* Start Exercise input *

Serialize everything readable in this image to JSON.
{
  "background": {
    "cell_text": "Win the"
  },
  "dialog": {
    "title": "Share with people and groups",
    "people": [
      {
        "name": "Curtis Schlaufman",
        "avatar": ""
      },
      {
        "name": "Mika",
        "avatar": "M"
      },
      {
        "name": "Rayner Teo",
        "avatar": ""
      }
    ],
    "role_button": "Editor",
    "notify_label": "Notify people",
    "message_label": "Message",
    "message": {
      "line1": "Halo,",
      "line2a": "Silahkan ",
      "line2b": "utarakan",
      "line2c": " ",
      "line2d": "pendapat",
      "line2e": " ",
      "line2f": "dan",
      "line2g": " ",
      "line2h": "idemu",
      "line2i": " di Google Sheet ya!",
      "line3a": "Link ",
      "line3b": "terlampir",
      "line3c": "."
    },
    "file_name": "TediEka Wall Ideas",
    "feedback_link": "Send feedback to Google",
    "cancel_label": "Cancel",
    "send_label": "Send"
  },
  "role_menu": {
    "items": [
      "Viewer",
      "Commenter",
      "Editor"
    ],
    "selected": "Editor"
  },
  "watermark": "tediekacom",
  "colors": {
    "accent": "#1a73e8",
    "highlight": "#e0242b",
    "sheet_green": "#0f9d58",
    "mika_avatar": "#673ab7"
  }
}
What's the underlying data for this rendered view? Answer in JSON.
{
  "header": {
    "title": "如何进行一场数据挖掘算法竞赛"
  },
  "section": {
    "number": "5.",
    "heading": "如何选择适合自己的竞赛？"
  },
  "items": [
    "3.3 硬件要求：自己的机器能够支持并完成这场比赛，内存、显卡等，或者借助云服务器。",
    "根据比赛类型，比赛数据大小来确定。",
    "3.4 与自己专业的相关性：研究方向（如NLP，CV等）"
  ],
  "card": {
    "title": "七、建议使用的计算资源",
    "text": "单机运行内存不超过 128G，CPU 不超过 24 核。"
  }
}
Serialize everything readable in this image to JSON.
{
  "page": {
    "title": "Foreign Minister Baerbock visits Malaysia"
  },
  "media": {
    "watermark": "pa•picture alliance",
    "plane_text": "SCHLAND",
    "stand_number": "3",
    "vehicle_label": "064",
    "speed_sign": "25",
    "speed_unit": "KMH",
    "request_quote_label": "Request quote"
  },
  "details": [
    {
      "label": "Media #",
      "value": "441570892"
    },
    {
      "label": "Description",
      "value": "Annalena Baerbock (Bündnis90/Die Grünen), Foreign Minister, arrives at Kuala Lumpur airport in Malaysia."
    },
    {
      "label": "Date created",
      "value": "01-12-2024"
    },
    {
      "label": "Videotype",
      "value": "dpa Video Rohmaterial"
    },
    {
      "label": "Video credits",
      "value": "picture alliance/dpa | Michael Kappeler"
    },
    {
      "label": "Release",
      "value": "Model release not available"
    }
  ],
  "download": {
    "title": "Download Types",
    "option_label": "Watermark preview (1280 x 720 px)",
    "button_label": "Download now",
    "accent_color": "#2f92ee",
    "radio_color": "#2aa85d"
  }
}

* End Exercise input *

> _What you need to do_: Restate the listing in full, word for word.

> _Task output_:
Serialize everything readable in this image to JSON.
{
  "background": {
    "cell_text": "Win the"
  },
  "dialog": {
    "title": "Share with people and groups",
    "people": [
      {
        "name": "Curtis Schlaufman",
        "avatar": ""
      },
      {
        "name": "Mika",
        "avatar": "M"
      },
      {
        "name": "Rayner Teo",
        "avatar": ""
      }
    ],
    "role_button": "Editor",
    "notify_label": "Notify people",
    "message_label": "Message",
    "message": {
      "line1": "Halo,",
      "line2a": "Silahkan ",
      "line2b": "utarakan",
      "line2c": " ",
      "line2d": "pendapat",
      "line2e": " ",
      "line2f": "dan",
      "line2g": " ",
      "line2h": "idemu",
      "line2i": " di Google Sheet ya!",
      "line3a": "Link ",
      "line3b": "terlampir",
      "line3c": "."
    },
    "file_name": "TediEka Wall Ideas",
    "feedback_link": "Send feedback to Google",
    "cancel_label": "Cancel",
    "send_label": "Send"
  },
  "role_menu": {
    "items": [
      "Viewer",
      "Commenter",
      "Editor"
    ],
    "selected": "Editor"
  },
  "watermark": "tediekacom",
  "colors": {
    "accent": "#1a73e8",
    "highlight": "#e0242b",
    "sheet_green": "#0f9d58",
    "mika_avatar": "#673ab7"
  }
}
What's the underlying data for this rendered view? Answer in JSON.
{
  "header": {
    "title": "如何进行一场数据挖掘算法竞赛"
  },
  "section": {
    "number": "5.",
    "heading": "如何选择适合自己的竞赛？"
  },
  "items": [
    "3.3 硬件要求：自己的机器能够支持并完成这场比赛，内存、显卡等，或者借助云服务器。",
    "根据比赛类型，比赛数据大小来确定。",
    "3.4 与自己专业的相关性：研究方向（如NLP，CV等）"
  ],
  "card": {
    "title": "七、建议使用的计算资源",
    "text": "单机运行内存不超过 128G，CPU 不超过 24 核。"
  }
}
Serialize everything readable in this image to JSON.
{
  "page": {
    "title": "Foreign Minister Baerbock visits Malaysia"
  },
  "media": {
    "watermark": "pa•picture alliance",
    "plane_text": "SCHLAND",
    "stand_number": "3",
    "vehicle_label": "064",
    "speed_sign": "25",
    "speed_unit": "KMH",
    "request_quote_label": "Request quote"
  },
  "details": [
    {
      "label": "Media #",
      "value": "441570892"
    },
    {
      "label": "Description",
      "value": "Annalena Baerbock (Bündnis90/Die Grünen), Foreign Minister, arrives at Kuala Lumpur airport in Malaysia."
    },
    {
      "label": "Date created",
      "value": "01-12-2024"
    },
    {
      "label": "Videotype",
      "value": "dpa Video Rohmaterial"
    },
    {
      "label": "Video credits",
      "value": "picture alliance/dpa | Michael Kappeler"
    },
    {
      "label": "Release",
      "value": "Model release not available"
    }
  ],
  "download": {
    "title": "Download Types",
    "option_label": "Watermark preview (1280 x 720 px)",
    "button_label": "Download now",
    "accent_color": "#2f92ee",
    "radio_color": "#2aa85d"
  }
}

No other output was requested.